Set task: Would you extract the whole listing below and retype it exactly?

___ Entries shown ___

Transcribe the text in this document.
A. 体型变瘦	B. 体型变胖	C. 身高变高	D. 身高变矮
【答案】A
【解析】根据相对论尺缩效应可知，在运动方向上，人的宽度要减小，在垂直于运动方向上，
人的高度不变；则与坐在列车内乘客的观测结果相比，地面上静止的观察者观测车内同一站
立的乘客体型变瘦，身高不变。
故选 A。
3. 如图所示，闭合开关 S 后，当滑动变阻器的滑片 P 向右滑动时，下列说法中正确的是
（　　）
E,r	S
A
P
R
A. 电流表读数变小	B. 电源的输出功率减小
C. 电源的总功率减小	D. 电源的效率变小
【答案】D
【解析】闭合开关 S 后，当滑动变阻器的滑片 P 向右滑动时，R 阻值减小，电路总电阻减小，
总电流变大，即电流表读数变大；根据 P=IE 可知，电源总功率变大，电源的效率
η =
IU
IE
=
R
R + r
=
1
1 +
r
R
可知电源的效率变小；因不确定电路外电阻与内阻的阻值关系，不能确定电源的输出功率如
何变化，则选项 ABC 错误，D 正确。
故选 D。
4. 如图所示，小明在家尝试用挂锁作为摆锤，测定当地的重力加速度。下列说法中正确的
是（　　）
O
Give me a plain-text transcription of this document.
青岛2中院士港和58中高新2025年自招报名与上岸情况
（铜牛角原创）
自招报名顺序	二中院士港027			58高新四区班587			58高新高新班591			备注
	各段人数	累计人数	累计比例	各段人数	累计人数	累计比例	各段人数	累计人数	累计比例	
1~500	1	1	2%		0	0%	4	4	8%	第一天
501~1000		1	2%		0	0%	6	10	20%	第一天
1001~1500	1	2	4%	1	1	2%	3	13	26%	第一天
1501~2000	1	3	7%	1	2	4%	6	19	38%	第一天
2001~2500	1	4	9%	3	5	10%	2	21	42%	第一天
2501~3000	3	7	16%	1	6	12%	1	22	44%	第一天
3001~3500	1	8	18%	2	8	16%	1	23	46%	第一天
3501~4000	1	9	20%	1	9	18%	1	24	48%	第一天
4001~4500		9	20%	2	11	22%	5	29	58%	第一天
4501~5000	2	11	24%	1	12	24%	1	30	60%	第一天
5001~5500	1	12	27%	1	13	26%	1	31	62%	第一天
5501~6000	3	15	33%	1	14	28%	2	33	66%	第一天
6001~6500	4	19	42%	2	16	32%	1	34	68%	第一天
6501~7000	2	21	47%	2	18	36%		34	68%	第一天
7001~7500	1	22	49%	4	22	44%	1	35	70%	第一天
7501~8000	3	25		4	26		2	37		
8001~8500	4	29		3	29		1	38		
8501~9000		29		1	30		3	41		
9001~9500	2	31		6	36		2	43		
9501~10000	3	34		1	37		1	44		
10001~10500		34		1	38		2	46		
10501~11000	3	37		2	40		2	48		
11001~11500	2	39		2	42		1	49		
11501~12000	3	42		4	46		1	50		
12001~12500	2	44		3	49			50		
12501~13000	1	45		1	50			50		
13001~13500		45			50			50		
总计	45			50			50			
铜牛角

___

Reply:
Transcribe the text in this document.
A. 体型变瘦	B. 体型变胖	C. 身高变高	D. 身高变矮
【答案】A
【解析】根据相对论尺缩效应可知，在运动方向上，人的宽度要减小，在垂直于运动方向上，
人的高度不变；则与坐在列车内乘客的观测结果相比，地面上静止的观察者观测车内同一站
立的乘客体型变瘦，身高不变。
故选 A。
3. 如图所示，闭合开关 S 后，当滑动变阻器的滑片 P 向右滑动时，下列说法中正确的是
（　　）
E,r	S
A
P
R
A. 电流表读数变小	B. 电源的输出功率减小
C. 电源的总功率减小	D. 电源的效率变小
【答案】D
【解析】闭合开关 S 后，当滑动变阻器的滑片 P 向右滑动时，R 阻值减小，电路总电阻减小，
总电流变大，即电流表读数变大；根据 P=IE 可知，电源总功率变大，电源的效率
η =
IU
IE
=
R
R + r
=
1
1 +
r
R
可知电源的效率变小；因不确定电路外电阻与内阻的阻值关系，不能确定电源的输出功率如
何变化，则选项 ABC 错误，D 正确。
故选 D。
4. 如图所示，小明在家尝试用挂锁作为摆锤，测定当地的重力加速度。下列说法中正确的
是（　　）
O
Give me a plain-text transcription of this document.
青岛2中院士港和58中高新2025年自招报名与上岸情况
（铜牛角原创）
自招报名顺序	二中院士港027			58高新四区班587			58高新高新班591			备注
	各段人数	累计人数	累计比例	各段人数	累计人数	累计比例	各段人数	累计人数	累计比例	
1~500	1	1	2%		0	0%	4	4	8%	第一天
501~1000		1	2%		0	0%	6	10	20%	第一天
1001~1500	1	2	4%	1	1	2%	3	13	26%	第一天
1501~2000	1	3	7%	1	2	4%	6	19	38%	第一天
2001~2500	1	4	9%	3	5	10%	2	21	42%	第一天
2501~3000	3	7	16%	1	6	12%	1	22	44%	第一天
3001~3500	1	8	18%	2	8	16%	1	23	46%	第一天
3501~4000	1	9	20%	1	9	18%	1	24	48%	第一天
4001~4500		9	20%	2	11	22%	5	29	58%	第一天
4501~5000	2	11	24%	1	12	24%	1	30	60%	第一天
5001~5500	1	12	27%	1	13	26%	1	31	62%	第一天
5501~6000	3	15	33%	1	14	28%	2	33	66%	第一天
6001~6500	4	19	42%	2	16	32%	1	34	68%	第一天
6501~7000	2	21	47%	2	18	36%		34	68%	第一天
7001~7500	1	22	49%	4	22	44%	1	35	70%	第一天
7501~8000	3	25		4	26		2	37		
8001~8500	4	29		3	29		1	38		
8501~9000		29		1	30		3	41		
9001~9500	2	31		6	36		2	43		
9501~10000	3	34		1	37		1	44		
10001~10500		34		1	38		2	46		
10501~11000	3	37		2	40		2	48		
11001~11500	2	39		2	42		1	49		
11501~12000	3	42		4	46		1	50		
12001~12500	2	44		3	49			50		
12501~13000	1	45		1	50			50		
13001~13500		45			50			50		
总计	45			50			50			
铜牛角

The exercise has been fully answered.